WORK TO BE COMPLETED
Word for word, transcribe the lines below and drop the pictures.

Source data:

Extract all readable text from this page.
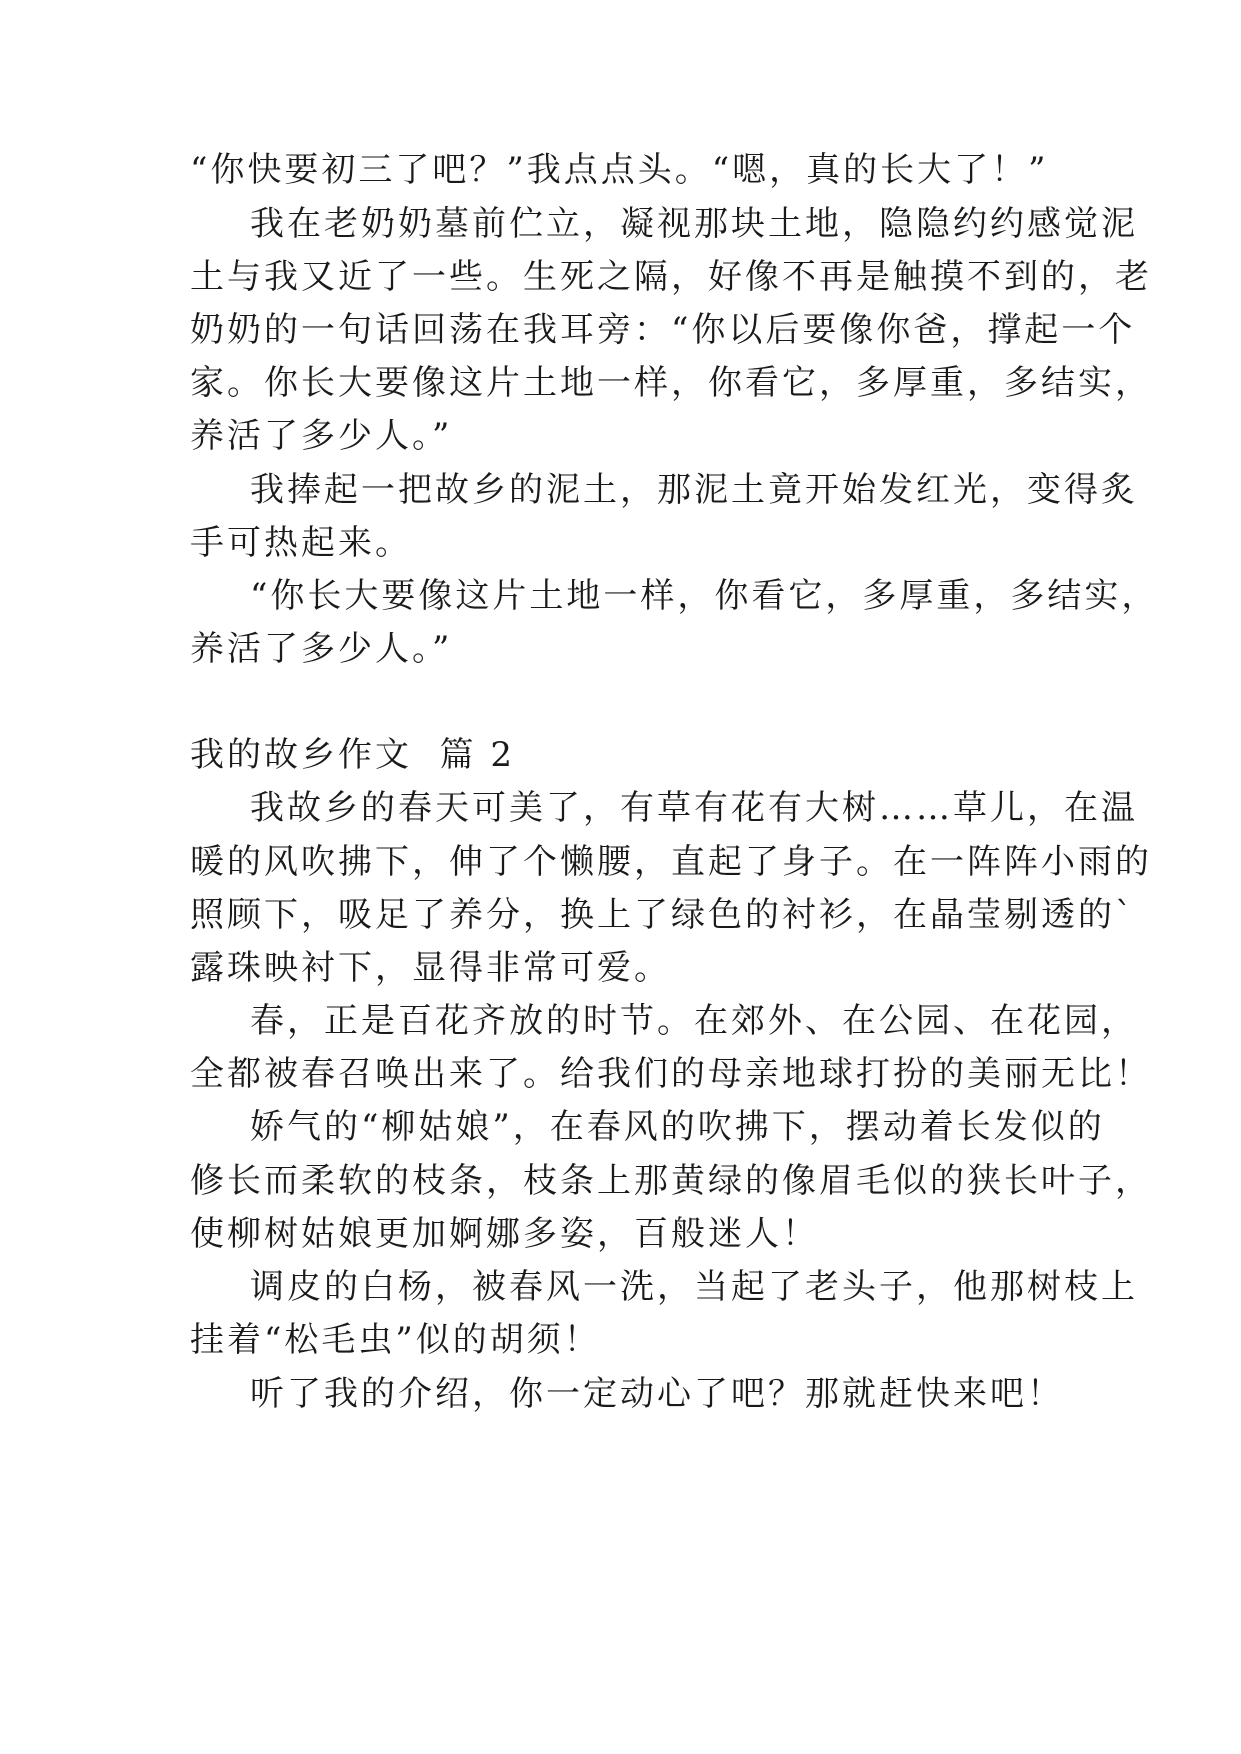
“你快要初三了吧？”我点点头。“嗯，真的长大了！”
我在老奶奶墓前伫立，凝视那块土地，隐隐约约感觉泥
土与我又近了一些。生死之隔，好像不再是触摸不到的，老
奶奶的一句话回荡在我耳旁：“你以后要像你爸，撑起一个
家。你长大要像这片土地一样，你看它，多厚重，多结实，
养活了多少人。”
我捧起一把故乡的泥土，那泥土竟开始发红光，变得炙
手可热起来。
“你长大要像这片土地一样，你看它，多厚重，多结实，
养活了多少人。”
我的故乡作文  篇 2
我故乡的春天可美了，有草有花有大树……草儿，在温
暖的风吹拂下，伸了个懒腰，直起了身子。在一阵阵小雨的
照顾下，吸足了养分，换上了绿色的衬衫，在晶莹剔透的`
露珠映衬下，显得非常可爱。
春，正是百花齐放的时节。在郊外、在公园、在花园，
全都被春召唤出来了。给我们的母亲地球打扮的美丽无比！
娇气的“柳姑娘”，在春风的吹拂下，摆动着长发似的
修长而柔软的枝条，枝条上那黄绿的像眉毛似的狭长叶子，
使柳树姑娘更加婀娜多姿，百般迷人！
调皮的白杨，被春风一洗，当起了老头子，他那树枝上
挂着“松毛虫”似的胡须！
听了我的介绍，你一定动心了吧？那就赶快来吧！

COMPLETE RESPONSE
Extract all readable text from this page.
“你快要初三了吧？”我点点头。“嗯，真的长大了！”
我在老奶奶墓前伫立，凝视那块土地，隐隐约约感觉泥
土与我又近了一些。生死之隔，好像不再是触摸不到的，老
奶奶的一句话回荡在我耳旁：“你以后要像你爸，撑起一个
家。你长大要像这片土地一样，你看它，多厚重，多结实，
养活了多少人。”
我捧起一把故乡的泥土，那泥土竟开始发红光，变得炙
手可热起来。
“你长大要像这片土地一样，你看它，多厚重，多结实，
养活了多少人。”
我的故乡作文  篇 2
我故乡的春天可美了，有草有花有大树……草儿，在温
暖的风吹拂下，伸了个懒腰，直起了身子。在一阵阵小雨的
照顾下，吸足了养分，换上了绿色的衬衫，在晶莹剔透的`
露珠映衬下，显得非常可爱。
春，正是百花齐放的时节。在郊外、在公园、在花园，
全都被春召唤出来了。给我们的母亲地球打扮的美丽无比！
娇气的“柳姑娘”，在春风的吹拂下，摆动着长发似的
修长而柔软的枝条，枝条上那黄绿的像眉毛似的狭长叶子，
使柳树姑娘更加婀娜多姿，百般迷人！
调皮的白杨，被春风一洗，当起了老头子，他那树枝上
挂着“松毛虫”似的胡须！
听了我的介绍，你一定动心了吧？那就赶快来吧！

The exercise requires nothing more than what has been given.